> TO BE DONE:
For each line in the data below that holds "PPRI", return a copy.

> RECORDS FOR PROCESSING:
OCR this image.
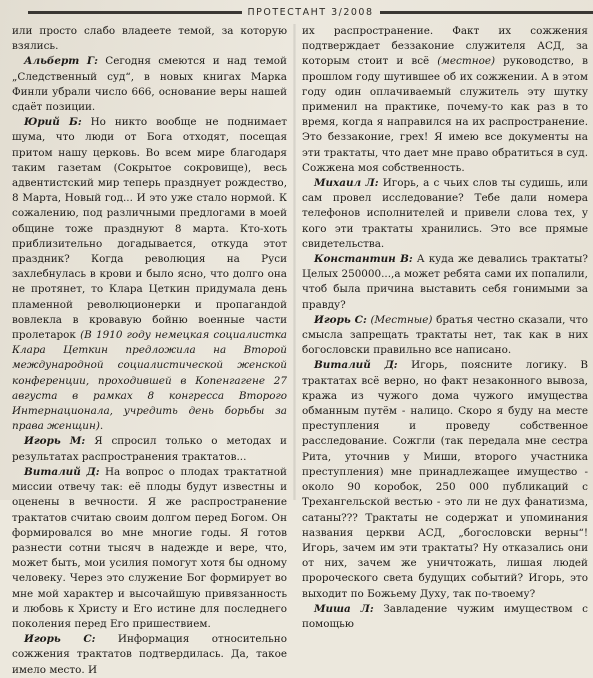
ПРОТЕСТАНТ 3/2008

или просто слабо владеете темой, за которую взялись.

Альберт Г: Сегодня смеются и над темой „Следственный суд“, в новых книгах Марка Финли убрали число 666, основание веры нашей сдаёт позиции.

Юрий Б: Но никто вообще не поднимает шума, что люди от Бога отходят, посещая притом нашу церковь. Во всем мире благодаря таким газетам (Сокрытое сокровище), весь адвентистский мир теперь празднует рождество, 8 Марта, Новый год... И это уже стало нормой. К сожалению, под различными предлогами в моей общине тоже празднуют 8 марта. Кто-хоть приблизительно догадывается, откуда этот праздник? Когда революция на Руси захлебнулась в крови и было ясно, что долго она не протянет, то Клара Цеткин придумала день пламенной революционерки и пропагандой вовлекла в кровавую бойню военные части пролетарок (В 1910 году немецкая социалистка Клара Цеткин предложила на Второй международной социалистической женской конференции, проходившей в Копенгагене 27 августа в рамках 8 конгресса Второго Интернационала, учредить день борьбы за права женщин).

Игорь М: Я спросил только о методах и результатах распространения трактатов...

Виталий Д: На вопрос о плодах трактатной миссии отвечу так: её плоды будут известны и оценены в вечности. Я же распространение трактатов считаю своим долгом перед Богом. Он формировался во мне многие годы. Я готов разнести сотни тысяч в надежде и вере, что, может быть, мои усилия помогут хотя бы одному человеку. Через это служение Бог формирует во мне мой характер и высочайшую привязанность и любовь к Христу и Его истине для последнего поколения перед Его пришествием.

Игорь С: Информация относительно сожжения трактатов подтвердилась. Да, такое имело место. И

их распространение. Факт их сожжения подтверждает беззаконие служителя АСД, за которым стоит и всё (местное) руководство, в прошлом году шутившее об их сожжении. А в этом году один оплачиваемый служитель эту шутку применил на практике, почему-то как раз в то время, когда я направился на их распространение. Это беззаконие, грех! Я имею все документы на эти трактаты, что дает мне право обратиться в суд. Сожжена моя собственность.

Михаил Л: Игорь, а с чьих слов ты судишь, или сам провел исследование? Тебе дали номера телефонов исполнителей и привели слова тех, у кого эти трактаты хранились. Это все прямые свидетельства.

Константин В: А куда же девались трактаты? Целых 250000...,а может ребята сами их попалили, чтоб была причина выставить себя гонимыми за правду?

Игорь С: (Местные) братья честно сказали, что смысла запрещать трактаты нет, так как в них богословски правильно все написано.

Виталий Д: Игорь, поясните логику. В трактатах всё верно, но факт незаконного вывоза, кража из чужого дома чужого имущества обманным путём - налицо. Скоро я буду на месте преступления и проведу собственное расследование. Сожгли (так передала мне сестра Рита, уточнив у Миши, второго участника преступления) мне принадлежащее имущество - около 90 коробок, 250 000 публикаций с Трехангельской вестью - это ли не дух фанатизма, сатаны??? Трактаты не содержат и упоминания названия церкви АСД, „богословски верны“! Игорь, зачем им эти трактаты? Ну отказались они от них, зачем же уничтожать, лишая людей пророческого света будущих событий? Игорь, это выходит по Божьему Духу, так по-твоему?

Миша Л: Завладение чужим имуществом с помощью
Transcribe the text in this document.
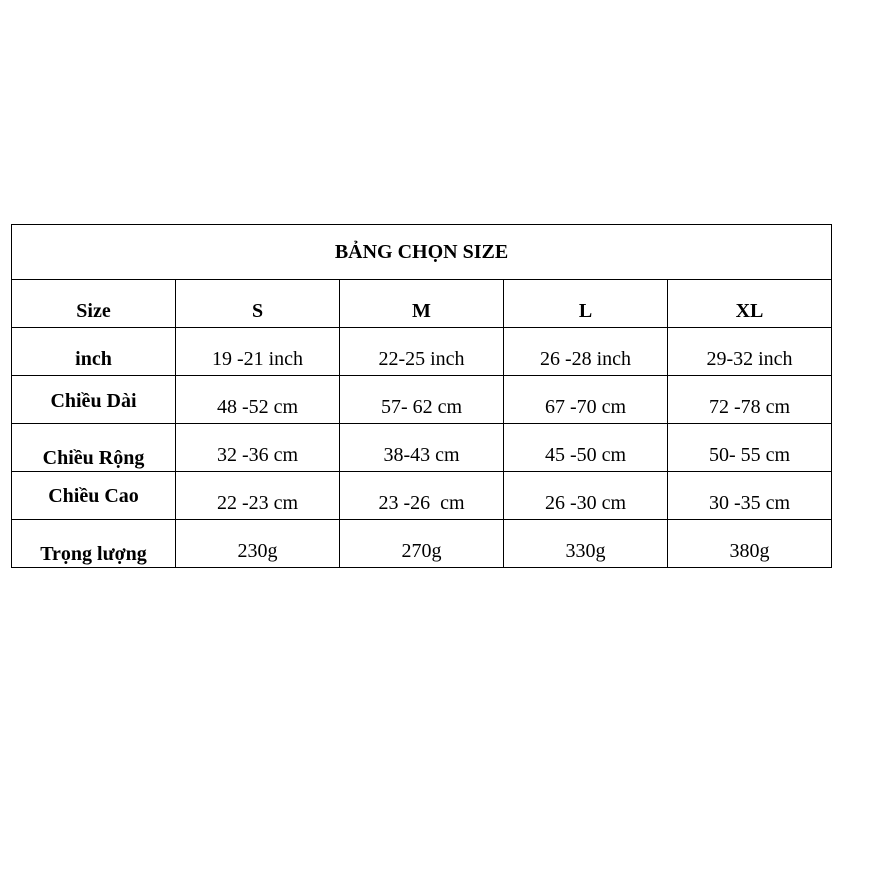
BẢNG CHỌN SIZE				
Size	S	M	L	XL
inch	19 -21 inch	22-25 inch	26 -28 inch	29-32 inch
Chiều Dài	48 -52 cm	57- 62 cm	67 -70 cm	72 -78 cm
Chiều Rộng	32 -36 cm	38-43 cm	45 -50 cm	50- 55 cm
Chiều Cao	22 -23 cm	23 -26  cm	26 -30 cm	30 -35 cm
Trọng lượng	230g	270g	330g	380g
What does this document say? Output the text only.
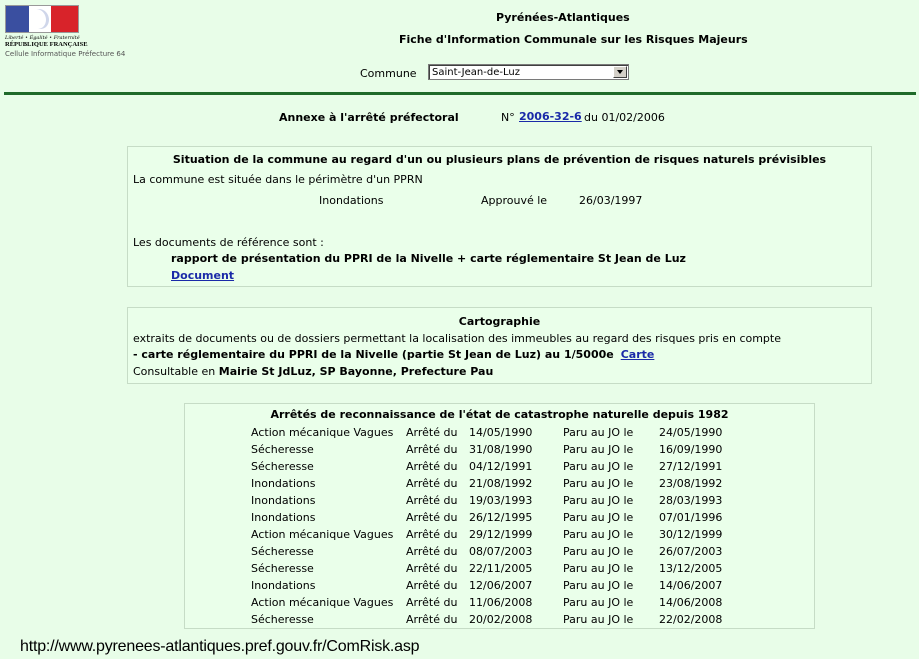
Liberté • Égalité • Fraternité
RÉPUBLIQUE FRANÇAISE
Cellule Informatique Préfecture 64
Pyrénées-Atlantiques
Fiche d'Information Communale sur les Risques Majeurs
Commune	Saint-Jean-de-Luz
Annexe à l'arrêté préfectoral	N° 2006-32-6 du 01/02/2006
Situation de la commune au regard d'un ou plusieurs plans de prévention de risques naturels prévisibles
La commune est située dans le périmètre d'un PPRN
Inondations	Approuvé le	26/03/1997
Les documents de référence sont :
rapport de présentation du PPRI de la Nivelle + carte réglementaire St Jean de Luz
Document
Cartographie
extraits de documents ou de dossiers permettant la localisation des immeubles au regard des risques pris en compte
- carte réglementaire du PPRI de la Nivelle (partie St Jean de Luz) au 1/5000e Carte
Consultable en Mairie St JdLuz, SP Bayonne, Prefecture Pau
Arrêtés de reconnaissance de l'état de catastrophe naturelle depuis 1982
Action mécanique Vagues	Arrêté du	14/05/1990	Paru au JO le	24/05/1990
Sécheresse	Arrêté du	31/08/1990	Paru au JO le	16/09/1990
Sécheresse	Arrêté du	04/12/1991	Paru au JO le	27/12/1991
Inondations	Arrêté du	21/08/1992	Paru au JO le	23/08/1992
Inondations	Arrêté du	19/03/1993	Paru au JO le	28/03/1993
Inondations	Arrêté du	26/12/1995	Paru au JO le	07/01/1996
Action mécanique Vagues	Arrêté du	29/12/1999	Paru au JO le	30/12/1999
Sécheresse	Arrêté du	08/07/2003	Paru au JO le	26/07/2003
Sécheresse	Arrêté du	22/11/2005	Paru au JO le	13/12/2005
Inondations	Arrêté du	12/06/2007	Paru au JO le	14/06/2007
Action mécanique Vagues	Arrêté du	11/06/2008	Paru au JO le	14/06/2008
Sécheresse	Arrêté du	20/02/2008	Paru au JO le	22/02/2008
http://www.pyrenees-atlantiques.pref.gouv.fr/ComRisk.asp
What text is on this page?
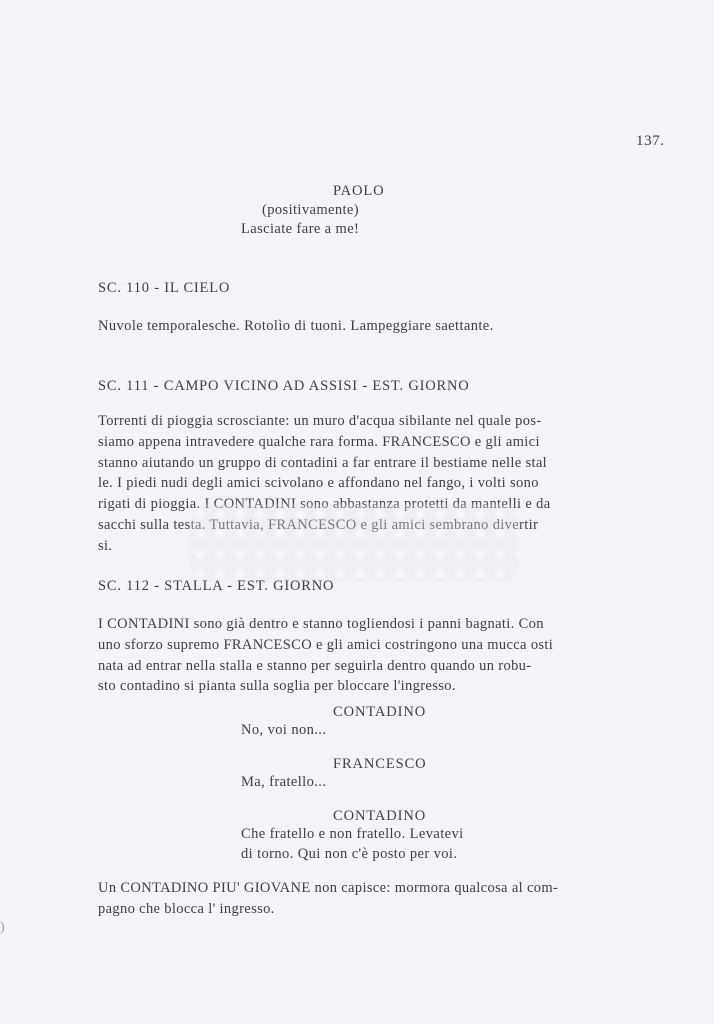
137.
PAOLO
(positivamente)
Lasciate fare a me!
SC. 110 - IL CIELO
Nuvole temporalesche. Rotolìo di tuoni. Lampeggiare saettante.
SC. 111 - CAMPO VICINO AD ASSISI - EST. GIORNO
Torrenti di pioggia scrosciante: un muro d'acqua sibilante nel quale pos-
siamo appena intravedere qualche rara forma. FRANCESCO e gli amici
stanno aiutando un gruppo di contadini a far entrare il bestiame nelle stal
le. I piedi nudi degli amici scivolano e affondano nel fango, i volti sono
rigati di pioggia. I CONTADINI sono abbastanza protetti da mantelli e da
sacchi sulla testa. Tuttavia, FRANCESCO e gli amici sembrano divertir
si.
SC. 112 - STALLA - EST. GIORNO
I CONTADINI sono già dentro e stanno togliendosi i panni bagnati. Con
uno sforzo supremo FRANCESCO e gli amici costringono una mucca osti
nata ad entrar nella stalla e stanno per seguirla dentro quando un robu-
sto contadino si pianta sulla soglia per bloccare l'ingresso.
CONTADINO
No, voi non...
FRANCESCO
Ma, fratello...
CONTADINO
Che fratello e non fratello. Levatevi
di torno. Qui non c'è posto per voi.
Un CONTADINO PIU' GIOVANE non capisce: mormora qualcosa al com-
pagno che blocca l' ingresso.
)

> SOLUTION FOR THIS TASK:
rapport de présentation du PPRI de la Nivelle + carte réglementaire St Jean de Luz
- carte réglementaire du PPRI de la Nivelle (partie St Jean de Luz) au 1/5000e Carte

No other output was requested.